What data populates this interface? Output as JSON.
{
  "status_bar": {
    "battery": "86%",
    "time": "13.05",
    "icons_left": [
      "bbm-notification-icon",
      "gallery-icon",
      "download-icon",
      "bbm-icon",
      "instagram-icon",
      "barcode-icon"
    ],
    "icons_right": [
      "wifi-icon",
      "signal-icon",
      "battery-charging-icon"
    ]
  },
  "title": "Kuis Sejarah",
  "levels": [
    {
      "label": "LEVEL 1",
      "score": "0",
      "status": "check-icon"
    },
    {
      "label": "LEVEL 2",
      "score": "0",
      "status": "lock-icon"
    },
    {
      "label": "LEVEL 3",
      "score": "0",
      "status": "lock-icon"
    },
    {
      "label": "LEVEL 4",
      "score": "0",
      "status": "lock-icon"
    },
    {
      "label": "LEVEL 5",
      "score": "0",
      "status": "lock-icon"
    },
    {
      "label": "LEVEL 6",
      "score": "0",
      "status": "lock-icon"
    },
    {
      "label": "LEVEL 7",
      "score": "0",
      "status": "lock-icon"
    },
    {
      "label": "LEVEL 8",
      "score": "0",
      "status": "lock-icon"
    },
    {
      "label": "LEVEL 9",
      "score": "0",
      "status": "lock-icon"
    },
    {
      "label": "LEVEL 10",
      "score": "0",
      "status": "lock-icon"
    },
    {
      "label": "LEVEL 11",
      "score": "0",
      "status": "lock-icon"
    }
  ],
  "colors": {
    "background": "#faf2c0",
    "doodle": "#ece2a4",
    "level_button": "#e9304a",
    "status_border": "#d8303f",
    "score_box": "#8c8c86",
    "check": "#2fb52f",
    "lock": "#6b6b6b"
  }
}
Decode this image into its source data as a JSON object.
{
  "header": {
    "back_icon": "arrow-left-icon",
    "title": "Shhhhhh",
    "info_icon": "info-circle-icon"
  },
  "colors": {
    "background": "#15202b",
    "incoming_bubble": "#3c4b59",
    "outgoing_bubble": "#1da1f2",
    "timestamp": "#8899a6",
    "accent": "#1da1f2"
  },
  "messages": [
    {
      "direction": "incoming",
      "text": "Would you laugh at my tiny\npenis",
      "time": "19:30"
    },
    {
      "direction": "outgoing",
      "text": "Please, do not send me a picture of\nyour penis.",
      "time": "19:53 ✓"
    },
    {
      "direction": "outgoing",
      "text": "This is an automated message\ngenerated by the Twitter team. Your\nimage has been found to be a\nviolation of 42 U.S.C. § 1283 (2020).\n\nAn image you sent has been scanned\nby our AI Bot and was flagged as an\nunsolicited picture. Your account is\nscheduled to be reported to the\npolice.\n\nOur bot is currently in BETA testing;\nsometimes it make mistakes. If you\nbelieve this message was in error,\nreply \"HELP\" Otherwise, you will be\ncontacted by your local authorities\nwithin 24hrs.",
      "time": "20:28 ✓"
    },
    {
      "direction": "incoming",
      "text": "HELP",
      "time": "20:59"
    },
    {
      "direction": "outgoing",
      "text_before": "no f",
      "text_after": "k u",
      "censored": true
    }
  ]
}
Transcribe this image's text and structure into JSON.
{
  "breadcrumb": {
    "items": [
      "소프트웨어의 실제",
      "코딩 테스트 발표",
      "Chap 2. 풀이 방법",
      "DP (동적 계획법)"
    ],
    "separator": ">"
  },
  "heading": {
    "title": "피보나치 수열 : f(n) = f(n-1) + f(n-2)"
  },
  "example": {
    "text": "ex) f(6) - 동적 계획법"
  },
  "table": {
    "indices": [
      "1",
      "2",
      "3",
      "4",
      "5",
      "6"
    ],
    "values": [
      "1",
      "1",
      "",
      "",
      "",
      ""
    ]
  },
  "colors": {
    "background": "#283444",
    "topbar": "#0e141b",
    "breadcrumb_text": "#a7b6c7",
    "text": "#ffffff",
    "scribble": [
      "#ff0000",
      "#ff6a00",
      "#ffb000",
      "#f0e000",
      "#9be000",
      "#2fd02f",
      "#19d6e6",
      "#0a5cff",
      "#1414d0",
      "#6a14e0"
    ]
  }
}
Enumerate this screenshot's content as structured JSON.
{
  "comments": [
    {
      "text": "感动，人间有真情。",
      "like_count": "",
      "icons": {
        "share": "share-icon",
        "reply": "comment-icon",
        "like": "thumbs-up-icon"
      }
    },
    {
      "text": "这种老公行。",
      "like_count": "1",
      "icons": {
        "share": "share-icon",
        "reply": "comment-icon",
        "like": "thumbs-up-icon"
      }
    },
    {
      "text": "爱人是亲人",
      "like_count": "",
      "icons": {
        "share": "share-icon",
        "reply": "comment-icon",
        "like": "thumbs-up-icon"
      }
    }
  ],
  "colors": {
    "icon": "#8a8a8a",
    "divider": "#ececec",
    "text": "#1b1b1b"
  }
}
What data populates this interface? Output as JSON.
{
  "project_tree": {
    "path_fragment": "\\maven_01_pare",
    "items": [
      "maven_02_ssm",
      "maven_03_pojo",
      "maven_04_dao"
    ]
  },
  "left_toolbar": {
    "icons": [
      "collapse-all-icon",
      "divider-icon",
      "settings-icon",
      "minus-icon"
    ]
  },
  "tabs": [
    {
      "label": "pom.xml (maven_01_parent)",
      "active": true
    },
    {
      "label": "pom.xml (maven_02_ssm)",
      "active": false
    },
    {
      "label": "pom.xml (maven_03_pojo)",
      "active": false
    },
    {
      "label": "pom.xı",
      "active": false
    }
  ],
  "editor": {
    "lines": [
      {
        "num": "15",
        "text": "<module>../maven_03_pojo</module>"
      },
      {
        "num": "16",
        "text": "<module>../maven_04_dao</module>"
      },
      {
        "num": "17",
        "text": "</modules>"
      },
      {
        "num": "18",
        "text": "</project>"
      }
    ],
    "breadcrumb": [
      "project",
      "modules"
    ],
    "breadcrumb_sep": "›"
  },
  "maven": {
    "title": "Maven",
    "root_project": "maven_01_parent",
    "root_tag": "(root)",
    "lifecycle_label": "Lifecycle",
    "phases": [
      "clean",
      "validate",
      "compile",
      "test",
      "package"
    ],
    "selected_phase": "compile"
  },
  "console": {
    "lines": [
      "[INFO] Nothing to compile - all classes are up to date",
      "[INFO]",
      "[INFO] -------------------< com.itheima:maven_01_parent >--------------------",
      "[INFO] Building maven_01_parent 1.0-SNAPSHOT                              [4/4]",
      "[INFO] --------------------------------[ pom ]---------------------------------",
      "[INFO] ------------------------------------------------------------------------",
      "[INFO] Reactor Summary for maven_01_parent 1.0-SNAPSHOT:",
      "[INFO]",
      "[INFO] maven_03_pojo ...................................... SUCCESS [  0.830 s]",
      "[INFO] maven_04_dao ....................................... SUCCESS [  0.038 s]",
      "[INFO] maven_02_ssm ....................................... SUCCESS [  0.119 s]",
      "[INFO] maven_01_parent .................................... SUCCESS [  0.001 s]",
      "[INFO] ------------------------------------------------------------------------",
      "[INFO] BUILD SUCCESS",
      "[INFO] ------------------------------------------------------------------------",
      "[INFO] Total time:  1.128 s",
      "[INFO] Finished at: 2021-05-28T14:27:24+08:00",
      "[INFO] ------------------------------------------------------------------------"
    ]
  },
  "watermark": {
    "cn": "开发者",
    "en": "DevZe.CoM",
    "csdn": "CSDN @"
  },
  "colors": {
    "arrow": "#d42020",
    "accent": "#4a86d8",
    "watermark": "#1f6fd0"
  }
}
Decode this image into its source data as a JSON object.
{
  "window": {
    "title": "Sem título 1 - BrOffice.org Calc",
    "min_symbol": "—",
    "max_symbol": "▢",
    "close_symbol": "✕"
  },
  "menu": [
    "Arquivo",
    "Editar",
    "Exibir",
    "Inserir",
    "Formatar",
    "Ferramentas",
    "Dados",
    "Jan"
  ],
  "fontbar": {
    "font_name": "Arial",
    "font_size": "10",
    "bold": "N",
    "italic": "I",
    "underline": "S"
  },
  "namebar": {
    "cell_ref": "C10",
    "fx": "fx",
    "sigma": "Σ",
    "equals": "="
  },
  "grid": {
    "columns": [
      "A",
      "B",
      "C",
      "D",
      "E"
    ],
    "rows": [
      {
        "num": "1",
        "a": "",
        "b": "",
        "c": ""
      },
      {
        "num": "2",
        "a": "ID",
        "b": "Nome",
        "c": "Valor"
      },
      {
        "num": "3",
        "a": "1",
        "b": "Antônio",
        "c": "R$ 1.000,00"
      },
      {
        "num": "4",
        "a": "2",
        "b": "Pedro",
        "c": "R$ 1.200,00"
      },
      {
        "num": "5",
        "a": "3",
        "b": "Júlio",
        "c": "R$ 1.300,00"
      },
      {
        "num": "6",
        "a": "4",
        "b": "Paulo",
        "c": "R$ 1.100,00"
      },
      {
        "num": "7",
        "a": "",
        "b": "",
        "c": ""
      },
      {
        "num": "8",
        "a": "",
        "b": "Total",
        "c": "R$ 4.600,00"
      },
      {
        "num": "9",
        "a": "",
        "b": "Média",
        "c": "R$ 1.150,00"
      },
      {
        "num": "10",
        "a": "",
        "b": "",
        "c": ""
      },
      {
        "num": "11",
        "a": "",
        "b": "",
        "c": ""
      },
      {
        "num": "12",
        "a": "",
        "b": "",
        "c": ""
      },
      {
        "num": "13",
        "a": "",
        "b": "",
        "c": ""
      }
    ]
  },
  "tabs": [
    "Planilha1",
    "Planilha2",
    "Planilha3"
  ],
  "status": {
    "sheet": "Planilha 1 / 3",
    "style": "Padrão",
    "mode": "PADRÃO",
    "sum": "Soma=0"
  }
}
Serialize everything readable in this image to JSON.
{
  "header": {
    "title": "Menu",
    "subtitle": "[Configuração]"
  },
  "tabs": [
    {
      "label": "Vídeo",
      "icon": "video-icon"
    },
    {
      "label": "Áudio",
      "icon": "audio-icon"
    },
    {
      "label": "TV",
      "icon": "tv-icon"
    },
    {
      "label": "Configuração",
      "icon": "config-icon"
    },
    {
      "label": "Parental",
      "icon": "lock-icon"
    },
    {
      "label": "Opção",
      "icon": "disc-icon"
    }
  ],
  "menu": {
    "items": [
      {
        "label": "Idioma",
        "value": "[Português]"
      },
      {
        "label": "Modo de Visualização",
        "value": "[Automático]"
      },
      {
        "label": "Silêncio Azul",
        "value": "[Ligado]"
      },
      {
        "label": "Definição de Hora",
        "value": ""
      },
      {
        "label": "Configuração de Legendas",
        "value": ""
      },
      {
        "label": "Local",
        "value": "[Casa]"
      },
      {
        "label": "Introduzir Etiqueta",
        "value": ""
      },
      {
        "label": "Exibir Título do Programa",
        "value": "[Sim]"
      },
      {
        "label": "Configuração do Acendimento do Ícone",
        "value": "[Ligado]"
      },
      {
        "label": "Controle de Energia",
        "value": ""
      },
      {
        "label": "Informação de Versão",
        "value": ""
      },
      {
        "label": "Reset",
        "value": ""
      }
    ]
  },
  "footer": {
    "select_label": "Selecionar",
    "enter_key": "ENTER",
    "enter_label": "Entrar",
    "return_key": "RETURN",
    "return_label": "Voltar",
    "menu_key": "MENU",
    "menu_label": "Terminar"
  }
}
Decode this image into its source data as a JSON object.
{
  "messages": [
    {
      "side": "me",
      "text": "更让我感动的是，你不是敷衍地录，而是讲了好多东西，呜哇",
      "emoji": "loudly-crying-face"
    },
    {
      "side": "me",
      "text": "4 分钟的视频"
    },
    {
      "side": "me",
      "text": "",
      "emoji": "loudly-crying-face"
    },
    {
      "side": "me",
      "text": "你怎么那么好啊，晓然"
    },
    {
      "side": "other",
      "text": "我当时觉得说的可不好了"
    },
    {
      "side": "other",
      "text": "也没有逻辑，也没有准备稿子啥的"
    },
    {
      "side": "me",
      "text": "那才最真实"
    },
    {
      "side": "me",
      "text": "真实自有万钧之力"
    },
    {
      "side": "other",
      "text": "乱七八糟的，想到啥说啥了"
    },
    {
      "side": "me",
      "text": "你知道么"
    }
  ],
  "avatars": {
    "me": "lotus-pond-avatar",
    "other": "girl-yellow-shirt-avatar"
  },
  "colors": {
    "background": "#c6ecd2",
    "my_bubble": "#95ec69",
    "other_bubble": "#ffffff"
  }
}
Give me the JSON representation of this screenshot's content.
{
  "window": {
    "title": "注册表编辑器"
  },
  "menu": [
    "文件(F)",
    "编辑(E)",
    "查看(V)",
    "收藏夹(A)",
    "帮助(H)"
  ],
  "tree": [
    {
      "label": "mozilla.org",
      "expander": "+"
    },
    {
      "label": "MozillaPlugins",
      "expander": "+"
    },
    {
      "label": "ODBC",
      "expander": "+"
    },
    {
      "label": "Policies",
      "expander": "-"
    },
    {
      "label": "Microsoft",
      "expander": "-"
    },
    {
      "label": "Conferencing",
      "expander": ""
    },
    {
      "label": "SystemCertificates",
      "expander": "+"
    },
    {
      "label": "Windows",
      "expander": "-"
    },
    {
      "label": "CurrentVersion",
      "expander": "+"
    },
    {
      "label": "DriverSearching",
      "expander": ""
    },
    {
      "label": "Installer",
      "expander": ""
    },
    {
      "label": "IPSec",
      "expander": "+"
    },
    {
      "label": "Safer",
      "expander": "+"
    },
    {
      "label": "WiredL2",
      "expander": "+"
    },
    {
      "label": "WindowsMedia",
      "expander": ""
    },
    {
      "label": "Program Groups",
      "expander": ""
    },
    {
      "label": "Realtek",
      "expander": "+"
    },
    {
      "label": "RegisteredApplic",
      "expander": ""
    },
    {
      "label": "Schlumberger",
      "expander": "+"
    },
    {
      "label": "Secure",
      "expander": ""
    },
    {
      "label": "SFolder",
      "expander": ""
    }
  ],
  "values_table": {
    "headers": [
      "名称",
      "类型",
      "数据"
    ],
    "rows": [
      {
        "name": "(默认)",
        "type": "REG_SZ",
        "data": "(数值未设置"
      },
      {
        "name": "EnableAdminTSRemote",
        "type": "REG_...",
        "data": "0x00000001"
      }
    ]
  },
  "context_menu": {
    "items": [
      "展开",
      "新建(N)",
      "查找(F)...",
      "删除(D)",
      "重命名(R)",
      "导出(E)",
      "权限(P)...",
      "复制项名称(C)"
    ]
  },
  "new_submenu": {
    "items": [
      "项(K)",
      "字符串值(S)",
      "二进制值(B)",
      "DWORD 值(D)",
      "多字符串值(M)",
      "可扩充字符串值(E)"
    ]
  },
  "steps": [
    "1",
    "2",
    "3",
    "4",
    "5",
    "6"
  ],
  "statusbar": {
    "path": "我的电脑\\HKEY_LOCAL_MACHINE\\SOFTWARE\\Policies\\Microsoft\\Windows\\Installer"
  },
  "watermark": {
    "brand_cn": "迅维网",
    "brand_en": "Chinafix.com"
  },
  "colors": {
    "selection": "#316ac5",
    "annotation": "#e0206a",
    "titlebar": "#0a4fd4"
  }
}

SET EXERCISE>
From the material above, gather all lines that include the string "SNAPSHOT" and copy them.

PROBLEM SOLUTION>
      "[INFO] Building maven_01_parent 1.0-SNAPSHOT                              [4/4]",
      "[INFO] Reactor Summary for maven_01_parent 1.0-SNAPSHOT:",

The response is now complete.